Saved data entries

——————

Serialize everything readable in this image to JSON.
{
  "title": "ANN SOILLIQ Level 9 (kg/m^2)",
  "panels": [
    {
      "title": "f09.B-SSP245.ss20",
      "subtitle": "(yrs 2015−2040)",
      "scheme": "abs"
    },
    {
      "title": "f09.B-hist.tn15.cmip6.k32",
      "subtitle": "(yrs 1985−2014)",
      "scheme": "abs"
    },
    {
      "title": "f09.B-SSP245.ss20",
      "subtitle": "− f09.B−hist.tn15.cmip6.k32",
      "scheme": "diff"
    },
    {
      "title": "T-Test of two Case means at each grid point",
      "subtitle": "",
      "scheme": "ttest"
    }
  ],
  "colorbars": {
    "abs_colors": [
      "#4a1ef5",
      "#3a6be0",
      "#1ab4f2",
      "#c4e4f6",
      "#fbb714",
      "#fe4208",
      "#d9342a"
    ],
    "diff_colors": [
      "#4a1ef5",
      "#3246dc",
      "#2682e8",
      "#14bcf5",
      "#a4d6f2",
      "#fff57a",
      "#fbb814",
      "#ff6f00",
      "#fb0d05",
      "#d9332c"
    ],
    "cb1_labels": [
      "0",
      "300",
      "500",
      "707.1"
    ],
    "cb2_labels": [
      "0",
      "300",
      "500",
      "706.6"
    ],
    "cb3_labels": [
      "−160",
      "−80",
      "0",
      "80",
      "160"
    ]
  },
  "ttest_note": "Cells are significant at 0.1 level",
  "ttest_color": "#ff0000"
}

——————

Retype the data exactly as given.

Serialize everything readable in this image to JSON.
{
  "title": "ANN SOILLIQ Level 9 (kg/m^2)",
  "panels": [
    {
      "title": "f09.B-SSP245.ss20",
      "subtitle": "(yrs 2015−2040)",
      "scheme": "abs"
    },
    {
      "title": "f09.B-hist.tn15.cmip6.k32",
      "subtitle": "(yrs 1985−2014)",
      "scheme": "abs"
    },
    {
      "title": "f09.B-SSP245.ss20",
      "subtitle": "− f09.B−hist.tn15.cmip6.k32",
      "scheme": "diff"
    },
    {
      "title": "T-Test of two Case means at each grid point",
      "subtitle": "",
      "scheme": "ttest"
    }
  ],
  "colorbars": {
    "abs_colors": [
      "#4a1ef5",
      "#3a6be0",
      "#1ab4f2",
      "#c4e4f6",
      "#fbb714",
      "#fe4208",
      "#d9342a"
    ],
    "diff_colors": [
      "#4a1ef5",
      "#3246dc",
      "#2682e8",
      "#14bcf5",
      "#a4d6f2",
      "#fff57a",
      "#fbb814",
      "#ff6f00",
      "#fb0d05",
      "#d9332c"
    ],
    "cb1_labels": [
      "0",
      "300",
      "500",
      "707.1"
    ],
    "cb2_labels": [
      "0",
      "300",
      "500",
      "706.6"
    ],
    "cb3_labels": [
      "−160",
      "−80",
      "0",
      "80",
      "160"
    ]
  },
  "ttest_note": "Cells are significant at 0.1 level",
  "ttest_color": "#ff0000"
}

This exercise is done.